EXERCISE INSTRUCTIONS: Here are some records; quote them exactly, leaving out the pictures.

[Dataset items]
↓

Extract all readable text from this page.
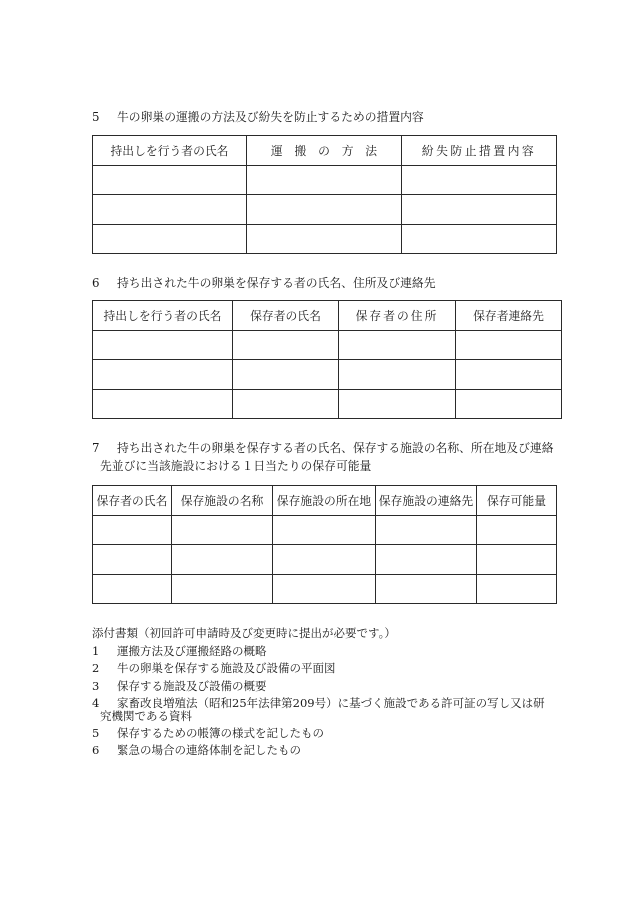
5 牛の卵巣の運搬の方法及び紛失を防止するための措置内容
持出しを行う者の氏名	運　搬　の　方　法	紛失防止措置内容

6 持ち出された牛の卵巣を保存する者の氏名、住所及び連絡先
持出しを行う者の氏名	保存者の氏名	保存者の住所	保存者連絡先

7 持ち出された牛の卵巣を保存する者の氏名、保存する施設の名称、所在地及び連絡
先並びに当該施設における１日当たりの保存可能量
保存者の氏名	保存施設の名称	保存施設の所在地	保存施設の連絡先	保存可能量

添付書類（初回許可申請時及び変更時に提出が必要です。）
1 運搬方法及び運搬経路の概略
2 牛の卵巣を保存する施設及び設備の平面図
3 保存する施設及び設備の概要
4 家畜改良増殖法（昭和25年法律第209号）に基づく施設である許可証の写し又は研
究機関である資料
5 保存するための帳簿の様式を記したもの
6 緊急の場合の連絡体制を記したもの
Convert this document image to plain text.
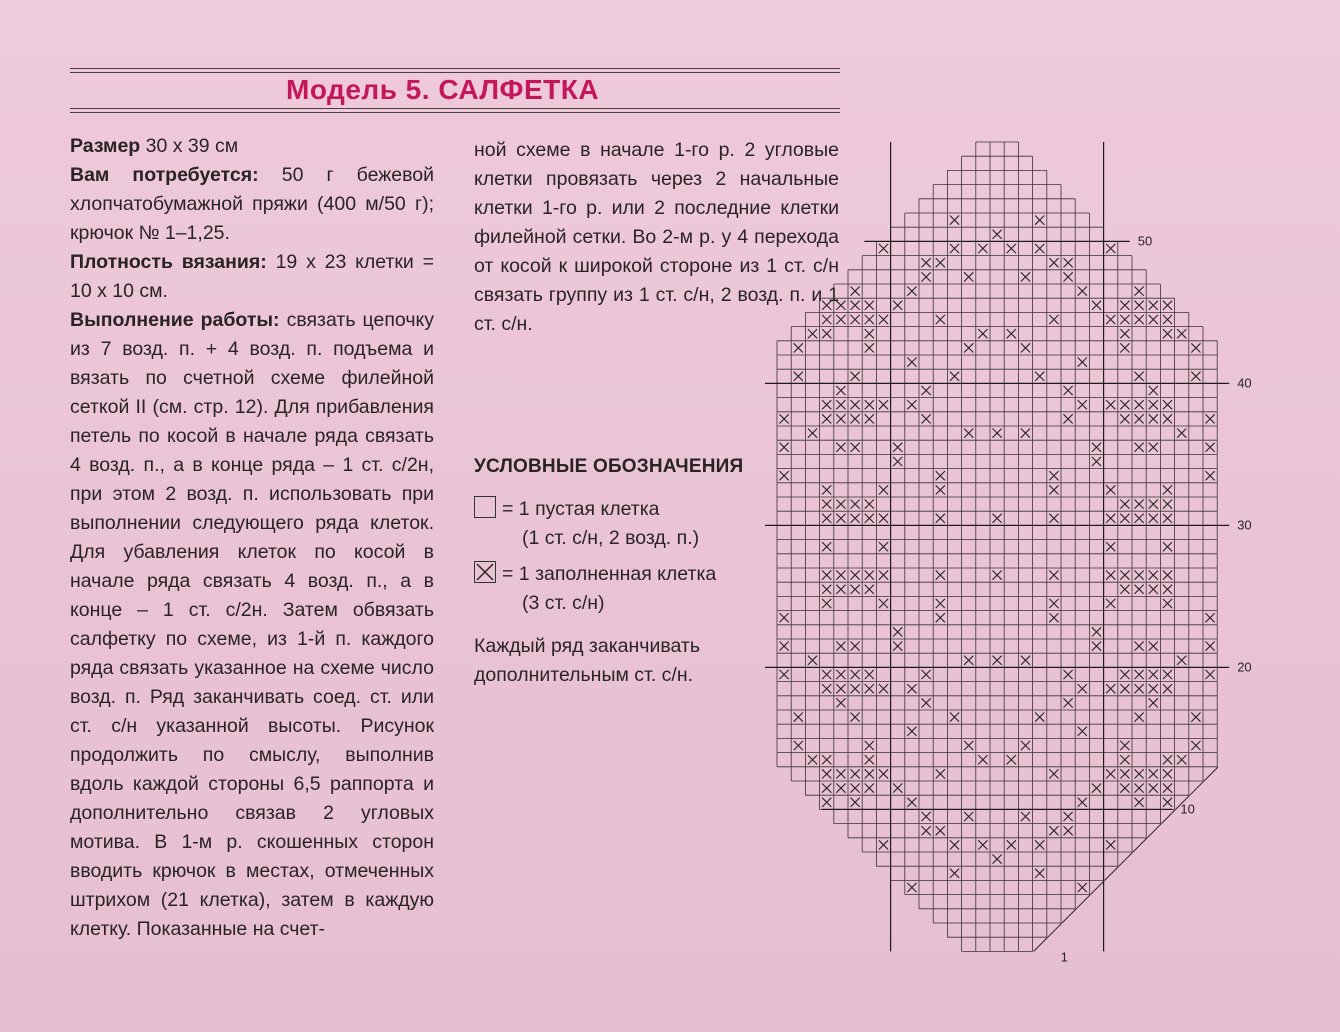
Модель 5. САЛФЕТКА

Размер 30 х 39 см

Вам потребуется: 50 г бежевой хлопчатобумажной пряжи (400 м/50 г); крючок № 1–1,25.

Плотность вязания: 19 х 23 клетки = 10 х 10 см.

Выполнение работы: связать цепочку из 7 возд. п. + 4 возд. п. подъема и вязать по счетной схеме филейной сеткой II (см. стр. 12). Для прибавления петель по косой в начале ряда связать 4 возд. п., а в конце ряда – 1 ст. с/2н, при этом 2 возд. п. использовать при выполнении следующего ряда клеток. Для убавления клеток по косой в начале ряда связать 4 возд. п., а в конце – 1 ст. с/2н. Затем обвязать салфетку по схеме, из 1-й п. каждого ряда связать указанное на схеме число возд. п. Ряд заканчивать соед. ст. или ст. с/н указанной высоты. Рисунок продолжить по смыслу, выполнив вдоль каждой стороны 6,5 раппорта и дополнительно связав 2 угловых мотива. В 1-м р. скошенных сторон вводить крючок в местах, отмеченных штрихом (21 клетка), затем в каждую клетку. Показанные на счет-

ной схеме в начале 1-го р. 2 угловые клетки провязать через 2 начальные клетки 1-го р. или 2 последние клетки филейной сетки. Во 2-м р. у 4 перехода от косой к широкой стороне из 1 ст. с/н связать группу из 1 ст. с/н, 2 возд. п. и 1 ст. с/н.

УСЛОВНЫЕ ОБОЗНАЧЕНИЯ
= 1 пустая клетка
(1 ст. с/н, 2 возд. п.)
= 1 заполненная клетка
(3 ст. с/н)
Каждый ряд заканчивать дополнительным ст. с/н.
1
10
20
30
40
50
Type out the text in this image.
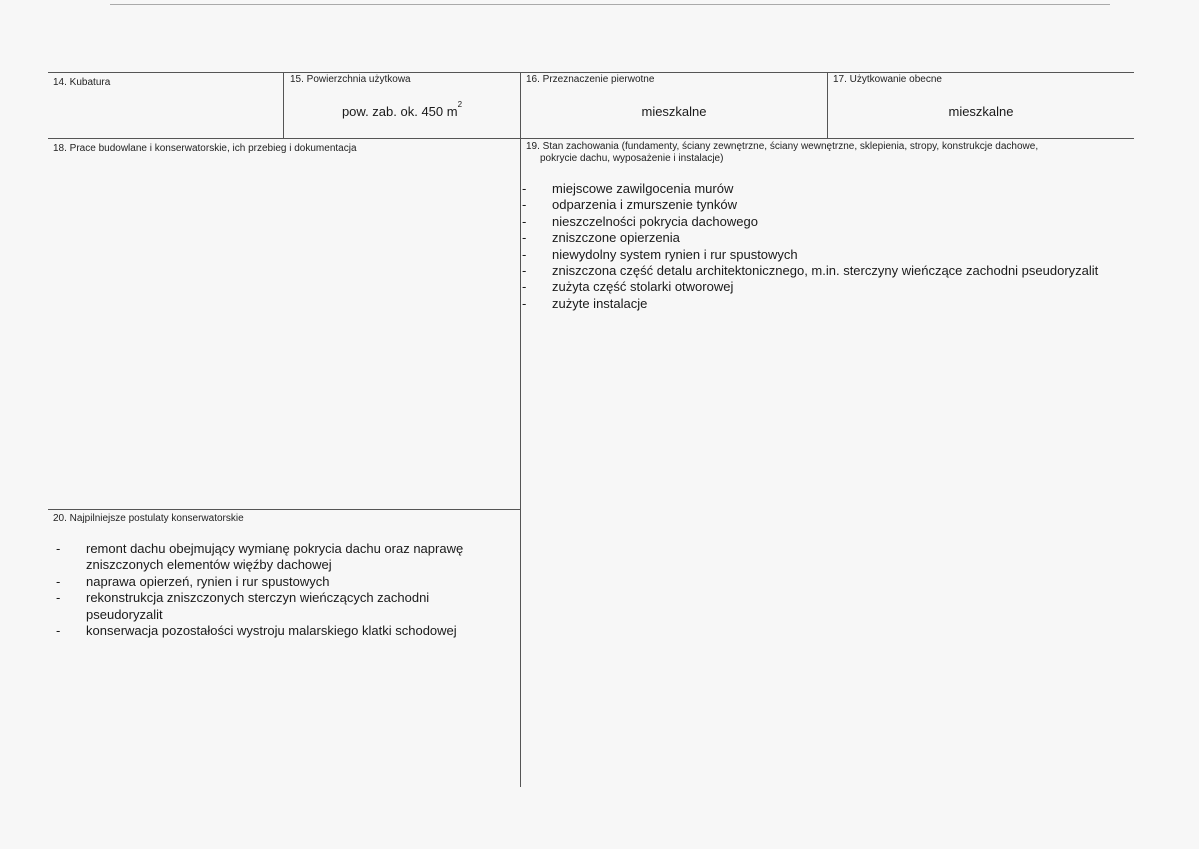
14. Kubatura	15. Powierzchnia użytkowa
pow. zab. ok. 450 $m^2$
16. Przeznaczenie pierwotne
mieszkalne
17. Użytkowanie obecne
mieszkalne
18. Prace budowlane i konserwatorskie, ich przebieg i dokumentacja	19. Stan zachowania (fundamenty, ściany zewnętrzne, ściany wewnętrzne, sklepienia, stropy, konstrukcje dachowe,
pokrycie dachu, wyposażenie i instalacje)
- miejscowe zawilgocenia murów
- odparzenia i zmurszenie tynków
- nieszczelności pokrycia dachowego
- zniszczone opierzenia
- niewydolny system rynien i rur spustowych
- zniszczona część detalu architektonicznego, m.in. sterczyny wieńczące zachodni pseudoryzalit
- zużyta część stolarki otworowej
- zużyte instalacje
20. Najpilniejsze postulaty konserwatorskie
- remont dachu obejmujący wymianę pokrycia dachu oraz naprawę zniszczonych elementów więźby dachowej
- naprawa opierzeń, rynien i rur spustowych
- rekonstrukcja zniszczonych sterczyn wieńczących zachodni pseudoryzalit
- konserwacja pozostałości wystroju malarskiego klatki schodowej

↑

FINISHED TASK:
Extract all readable text from this page.
5 牛の卵巣の運搬の方法及び紛失を防止するための措置内容
持出しを行う者の氏名	運　搬　の　方　法	紛失防止措置内容

6 持ち出された牛の卵巣を保存する者の氏名、住所及び連絡先
持出しを行う者の氏名	保存者の氏名	保存者の住所	保存者連絡先

7 持ち出された牛の卵巣を保存する者の氏名、保存する施設の名称、所在地及び連絡
先並びに当該施設における１日当たりの保存可能量
保存者の氏名	保存施設の名称	保存施設の所在地	保存施設の連絡先	保存可能量

添付書類（初回許可申請時及び変更時に提出が必要です。）
1 運搬方法及び運搬経路の概略
2 牛の卵巣を保存する施設及び設備の平面図
3 保存する施設及び設備の概要
4 家畜改良増殖法（昭和25年法律第209号）に基づく施設である許可証の写し又は研
究機関である資料
5 保存するための帳簿の様式を記したもの
6 緊急の場合の連絡体制を記したもの
Convert this document image to plain text.
Модель 5. САЛФЕТКА

Размер 30 х 39 см

Вам потребуется: 50 г бежевой хлопчатобумажной пряжи (400 м/50 г); крючок № 1–1,25.

Плотность вязания: 19 х 23 клетки = 10 х 10 см.

Выполнение работы: связать цепочку из 7 возд. п. + 4 возд. п. подъема и вязать по счетной схеме филейной сеткой II (см. стр. 12). Для прибавления петель по косой в начале ряда связать 4 возд. п., а в конце ряда – 1 ст. с/2н, при этом 2 возд. п. использовать при выполнении следующего ряда клеток. Для убавления клеток по косой в начале ряда связать 4 возд. п., а в конце – 1 ст. с/2н. Затем обвязать салфетку по схеме, из 1-й п. каждого ряда связать указанное на схеме число возд. п. Ряд заканчивать соед. ст. или ст. с/н указанной высоты. Рисунок продолжить по смыслу, выполнив вдоль каждой стороны 6,5 раппорта и дополнительно связав 2 угловых мотива. В 1-м р. скошенных сторон вводить крючок в местах, отмеченных штрихом (21 клетка), затем в каждую клетку. Показанные на счет-

ной схеме в начале 1-го р. 2 угловые клетки провязать через 2 начальные клетки 1-го р. или 2 последние клетки филейной сетки. Во 2-м р. у 4 перехода от косой к широкой стороне из 1 ст. с/н связать группу из 1 ст. с/н, 2 возд. п. и 1 ст. с/н.

УСЛОВНЫЕ ОБОЗНАЧЕНИЯ
= 1 пустая клетка
(1 ст. с/н, 2 возд. п.)
= 1 заполненная клетка
(3 ст. с/н)
Каждый ряд заканчивать дополнительным ст. с/н.
1
10
20
30
40
50
Type out the text in this image.
14. Kubatura	15. Powierzchnia użytkowa
pow. zab. ok. 450 $m^2$
16. Przeznaczenie pierwotne
mieszkalne
17. Użytkowanie obecne
mieszkalne
18. Prace budowlane i konserwatorskie, ich przebieg i dokumentacja	19. Stan zachowania (fundamenty, ściany zewnętrzne, ściany wewnętrzne, sklepienia, stropy, konstrukcje dachowe,
pokrycie dachu, wyposażenie i instalacje)
- miejscowe zawilgocenia murów
- odparzenia i zmurszenie tynków
- nieszczelności pokrycia dachowego
- zniszczone opierzenia
- niewydolny system rynien i rur spustowych
- zniszczona część detalu architektonicznego, m.in. sterczyny wieńczące zachodni pseudoryzalit
- zużyta część stolarki otworowej
- zużyte instalacje
20. Najpilniejsze postulaty konserwatorskie
- remont dachu obejmujący wymianę pokrycia dachu oraz naprawę zniszczonych elementów więźby dachowej
- naprawa opierzeń, rynien i rur spustowych
- rekonstrukcja zniszczonych sterczyn wieńczących zachodni pseudoryzalit
- konserwacja pozostałości wystroju malarskiego klatki schodowej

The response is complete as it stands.